### Exercise details
Determine how many lines of the entries contain "奋进新征程". Reply with that number alone.

[start Material for the task]

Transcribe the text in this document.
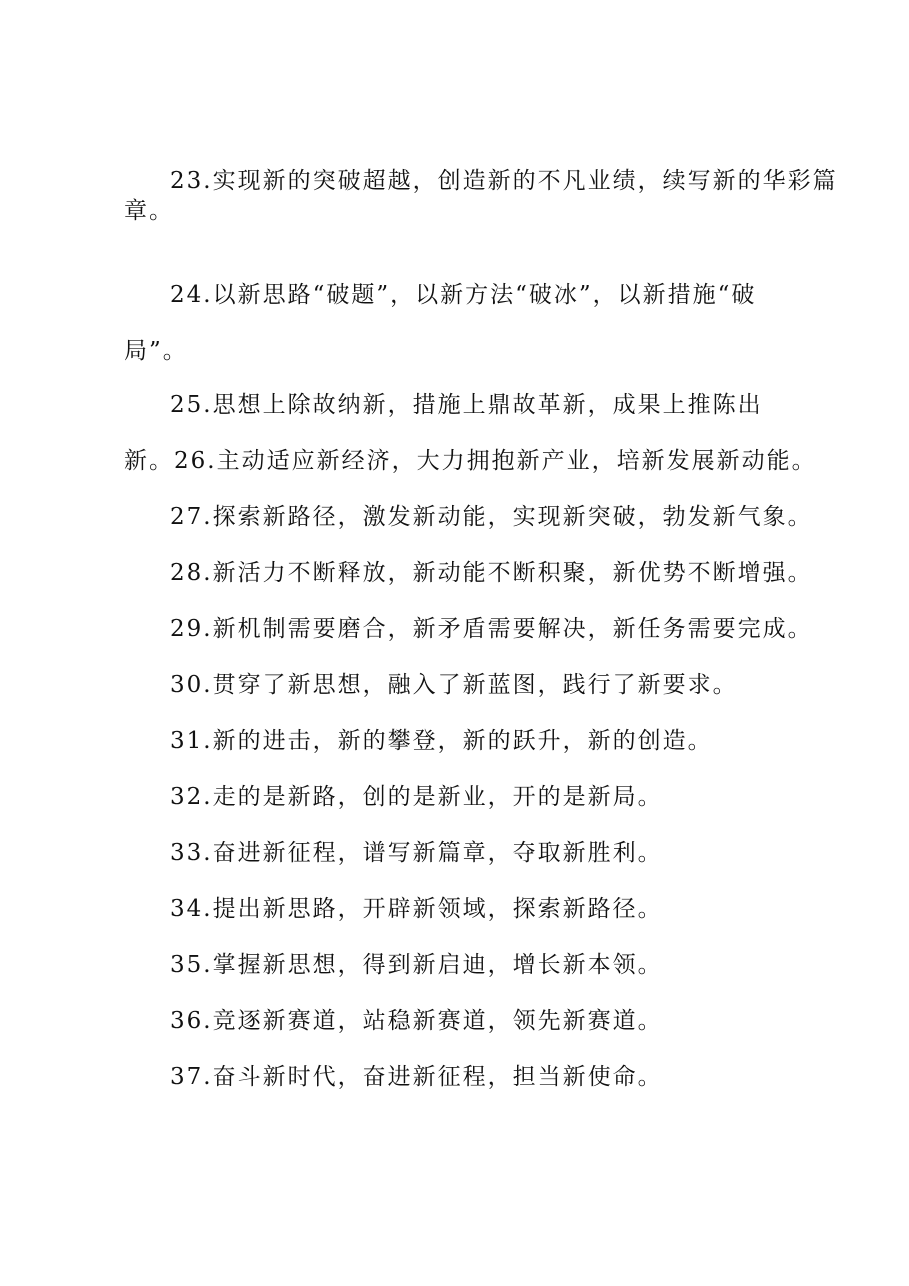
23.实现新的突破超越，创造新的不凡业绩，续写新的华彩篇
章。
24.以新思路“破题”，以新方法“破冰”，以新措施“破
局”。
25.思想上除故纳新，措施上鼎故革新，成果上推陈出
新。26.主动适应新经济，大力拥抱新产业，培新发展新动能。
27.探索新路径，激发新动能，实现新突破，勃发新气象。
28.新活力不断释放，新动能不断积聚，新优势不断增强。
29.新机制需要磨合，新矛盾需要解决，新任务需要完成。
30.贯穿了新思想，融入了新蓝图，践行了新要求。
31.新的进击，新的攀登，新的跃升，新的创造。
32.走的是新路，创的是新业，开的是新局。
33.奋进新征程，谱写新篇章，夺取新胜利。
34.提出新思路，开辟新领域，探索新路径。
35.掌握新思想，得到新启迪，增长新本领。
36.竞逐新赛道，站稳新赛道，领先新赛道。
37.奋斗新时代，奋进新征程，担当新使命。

[end Material for the task]
[start Material for the task]

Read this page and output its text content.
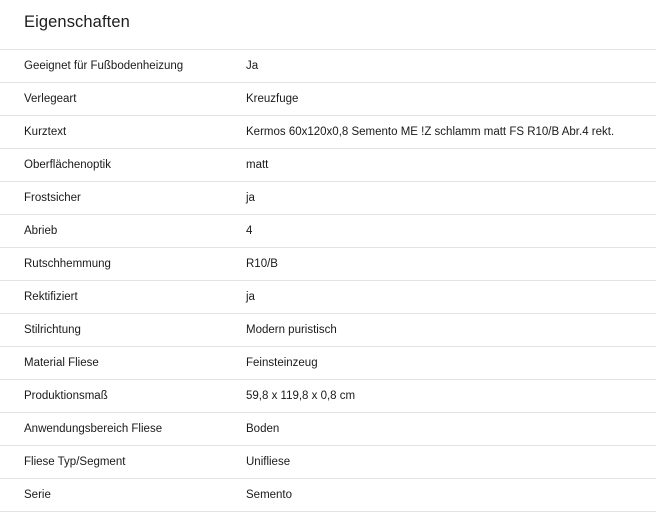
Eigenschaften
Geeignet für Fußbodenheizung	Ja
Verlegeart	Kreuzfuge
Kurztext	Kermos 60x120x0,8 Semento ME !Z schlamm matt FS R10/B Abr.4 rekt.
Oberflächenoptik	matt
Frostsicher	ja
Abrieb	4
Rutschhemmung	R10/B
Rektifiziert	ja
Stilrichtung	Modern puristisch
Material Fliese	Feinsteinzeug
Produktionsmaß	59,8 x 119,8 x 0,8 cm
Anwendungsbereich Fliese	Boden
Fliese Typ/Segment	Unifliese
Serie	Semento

[end Material for the task]
[start Material for the task]

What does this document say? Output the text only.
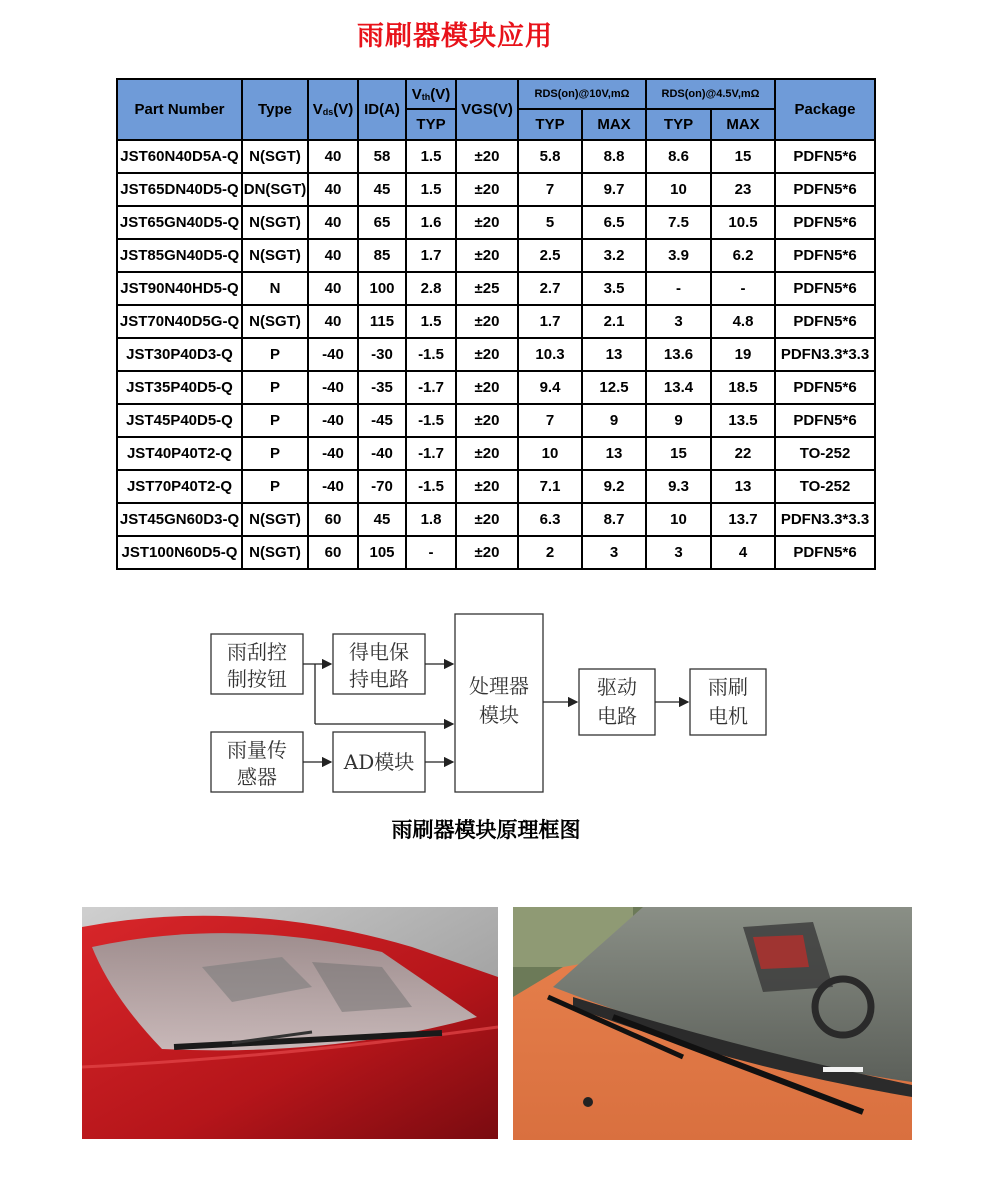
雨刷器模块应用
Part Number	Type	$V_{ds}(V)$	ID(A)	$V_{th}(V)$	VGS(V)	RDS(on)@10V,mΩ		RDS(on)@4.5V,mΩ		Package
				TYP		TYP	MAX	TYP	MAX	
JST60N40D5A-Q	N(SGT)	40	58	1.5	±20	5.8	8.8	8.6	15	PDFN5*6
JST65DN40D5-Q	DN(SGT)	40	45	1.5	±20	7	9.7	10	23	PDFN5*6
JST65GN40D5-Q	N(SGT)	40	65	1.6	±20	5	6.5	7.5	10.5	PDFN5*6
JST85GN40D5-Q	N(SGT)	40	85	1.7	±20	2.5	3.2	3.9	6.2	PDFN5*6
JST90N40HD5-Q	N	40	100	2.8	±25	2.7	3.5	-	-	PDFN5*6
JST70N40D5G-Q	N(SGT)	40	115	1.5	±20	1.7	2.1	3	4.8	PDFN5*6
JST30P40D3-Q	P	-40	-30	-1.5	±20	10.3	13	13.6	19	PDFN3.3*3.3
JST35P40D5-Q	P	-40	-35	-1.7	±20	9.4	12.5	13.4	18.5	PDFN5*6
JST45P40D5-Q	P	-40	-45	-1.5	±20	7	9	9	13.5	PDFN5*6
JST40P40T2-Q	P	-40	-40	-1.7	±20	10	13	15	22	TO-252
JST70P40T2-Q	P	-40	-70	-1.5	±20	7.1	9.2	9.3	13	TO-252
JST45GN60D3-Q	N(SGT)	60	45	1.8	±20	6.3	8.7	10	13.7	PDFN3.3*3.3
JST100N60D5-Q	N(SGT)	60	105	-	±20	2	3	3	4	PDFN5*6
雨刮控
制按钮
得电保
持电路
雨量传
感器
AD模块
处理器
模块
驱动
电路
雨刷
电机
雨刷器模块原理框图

[end Material for the task]

### Answer below
2